**Polecenie A**:
Przepisz słowo w słowo fragment tekstu o Lidii Próchnickiej, zaczynając od słów „Lidia Próchnicka (ur.” i kończąc na słowach „wybór jest męczący.”.
**Polecenie B**:
Podaj dalszy ciąg tekstu o Lidii Próchnickiej od miejsca, w którym się kończy.

**Fragment źródła**:
________________________
Lidia Próchnicka (ur. 3 maja 1920 w Białej Podlaskiej, zm. 26 października 1994 w Nowym Jorku, ostatecznie jej prochy spoczęły na warszawskich Powązkach) – aktorka.
Lidia Próchnicka grając dużo po angielsku, dzięki swoim osiągnięciom porównywana była do wielkiej polskiej gwiazdy Heleny Modrzejewskiej.
Jeszcze w notesie mam adres Lidii Próchnickiej w Nowym Jorku – 36th East 81st. Street, odwiedziłem ją w lutym 1981 r., gdyż wystawę wybitnych Polaków w Nowym Jorku, miałem w maju 1981 r. a jej portret tam był. Pamiętam, że nie mogłem zdecydować się na jedno zdjęcie, gdyż miałem wiele znakomitych. Można powiedzieć przysłowie, że od przybytku głowa nie boli, ale wybór jest męczący.
Muszę powiedzieć, że zrobiła na mnie duże wrażenie, wyciągając portfolio z recenzjami z najważniejszych amerykańskich gazet i magazynów „The New York Times”, „LOOK”. Napisałem więc w „Przeglądzie Polskim” dodatku kulturalnym do nowojorskiego „Nowy Dziennik” w 1981 artykuł pt.: "Bez sztuki życie wydaje mi się puste” – stwierdziła Lidia Próchnicka kilkanaście lat temu w wywiadzie dla magazynu „Ameryka”. Dziś nie podziela tej opinii. znajdując w życiu wiele innych, wtedy nie dostrzeganych, wartości.
________________________
**Zebrane dane**:
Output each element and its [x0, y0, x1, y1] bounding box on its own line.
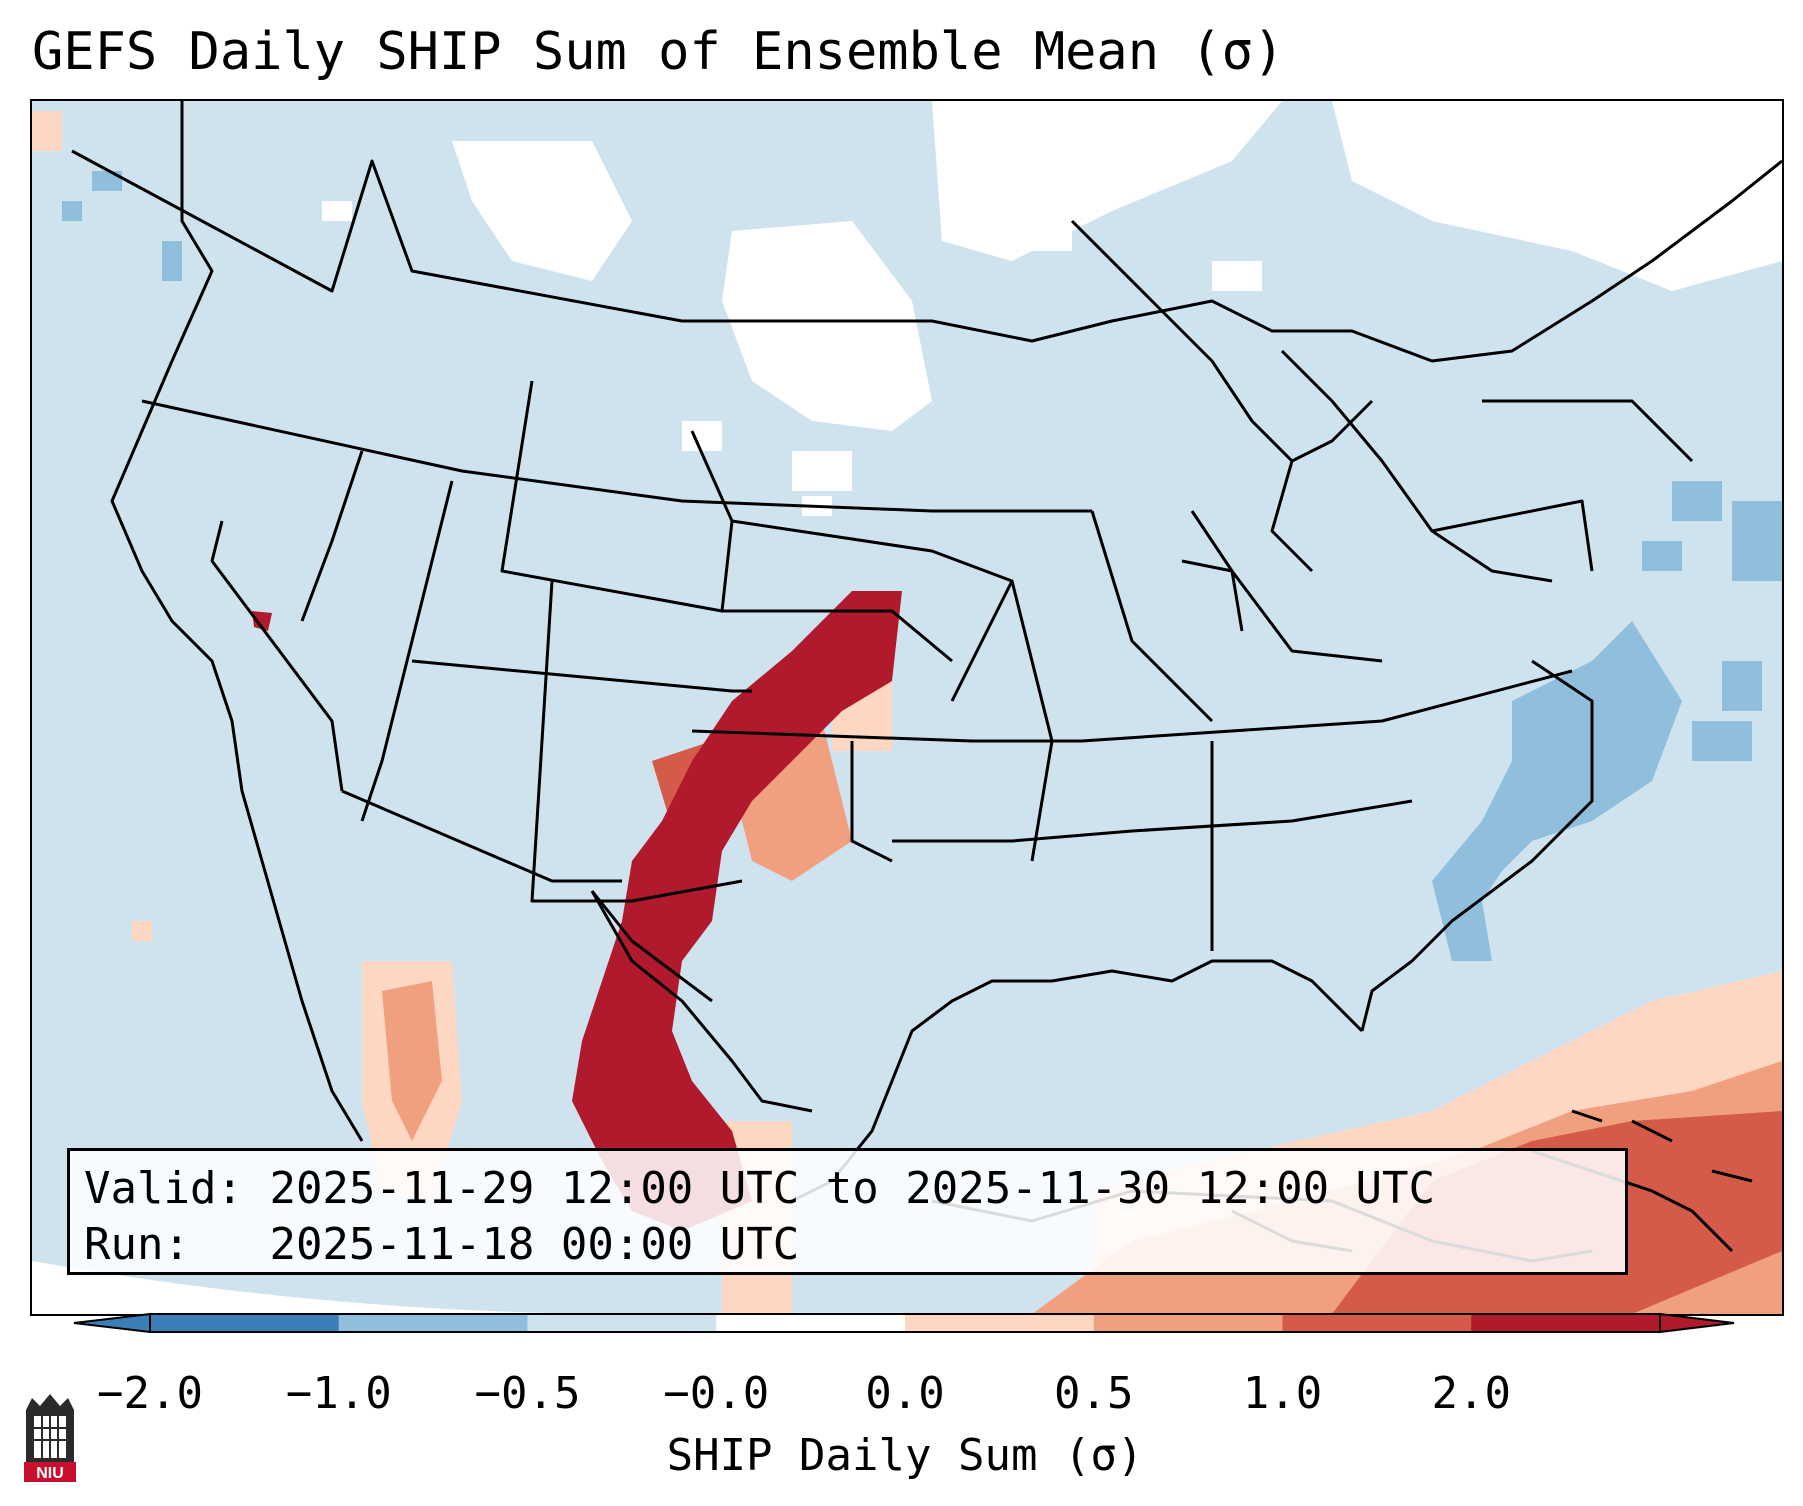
________________________
**Odpowiedź A**:
Lidia Próchnicka (ur. 3 maja 1920 w Białej Podlaskiej, zm. 26 października 1994 w Nowym Jorku, ostatecznie jej prochy spoczęły na warszawskich Powązkach) – aktorka.
Lidia Próchnicka grając dużo po angielsku, dzięki swoim osiągnięciom porównywana była do wielkiej polskiej gwiazdy Heleny Modrzejewskiej.
Jeszcze w notesie mam adres Lidii Próchnickiej w Nowym Jorku – 36th East 81st. Street, odwiedziłem ją w lutym 1981 r., gdyż wystawę wybitnych Polaków w Nowym Jorku, miałem w maju 1981 r. a jej portret tam był. Pamiętam, że nie mogłem zdecydować się na jedno zdjęcie, gdyż miałem wiele znakomitych. Można powiedzieć przysłowie, że od przybytku głowa nie boli, ale wybór jest męczący.

**Odpowiedź B**:
Lidia Próchnicka urodziła się i wychowała w Warszawie, gdzie przed wybuchem wojny rozpoczęła studia w Wyższej Szkole Dramatycznej - pod okiem takich mistrzów, jak: Jaracz, Zelwerowicz, Turowicz, Małynicz. Wybuch wojny i okupacja hitlerowska nie załamują młodej aktorki, która uczęszcza na tajne komplety i kończy studia. Uczennica Stanisławy Wysockiej i Stefana Jaracza. Koleżanka z roku Barbary Rachwalskiej, Andrzeja Łapickiego, Zofii Mrozowskiej i Stanisława Bugajskiego. Bierze udział w Powstaniu Warszawskim, po upadku którego dostaje się do obozu, skąd udaje jej się uciec.
Po wonie dużo występuje na scenie, najpierw w Teatrze Wojska Polskiego, następnie w Teatrze Słowackiego w Krakowie – grajac między innymi w takich sztukach jak: „Wesele”, „Elektra”, „Świętoszek”, oraz w różnych słuchowiskach radiowych, otrzymując nagrodę za całokształt pracy twórczej jako najzdolniejsza aktorka młdego pokolenia.
Przez wiele lat bezskutecznie stara się wyjechać do Paryża, aby pogłębic swoJe umiejętności. Po roli w sztuce Dygata i Brezy pt. „Zamach”, poruszającej sprawy polskiego podziemia, której interpretacja staje się kontrowersyjna dla władz – opuszcza Polskę przez zieloną granice.
Udaje się kolejno – do Belgii, Francji oraz do Chile, gdzie po opanowaniu języka hiszpańskiego zaczyna występować w teatrach w Santiago, kreując niezapomniane role: królowej w sztuce „Orzeł dwugłowny” i Adę w „Histoire de River”. Jako pierwsza cudzoziemka otrzymuje tam państwową nagrodę teatralną.
W 1954 roku przyjeżdża do Holywood, gdzie występuje między innymi w sztuce „Mistress of the Inn” w roli Mirandoliny.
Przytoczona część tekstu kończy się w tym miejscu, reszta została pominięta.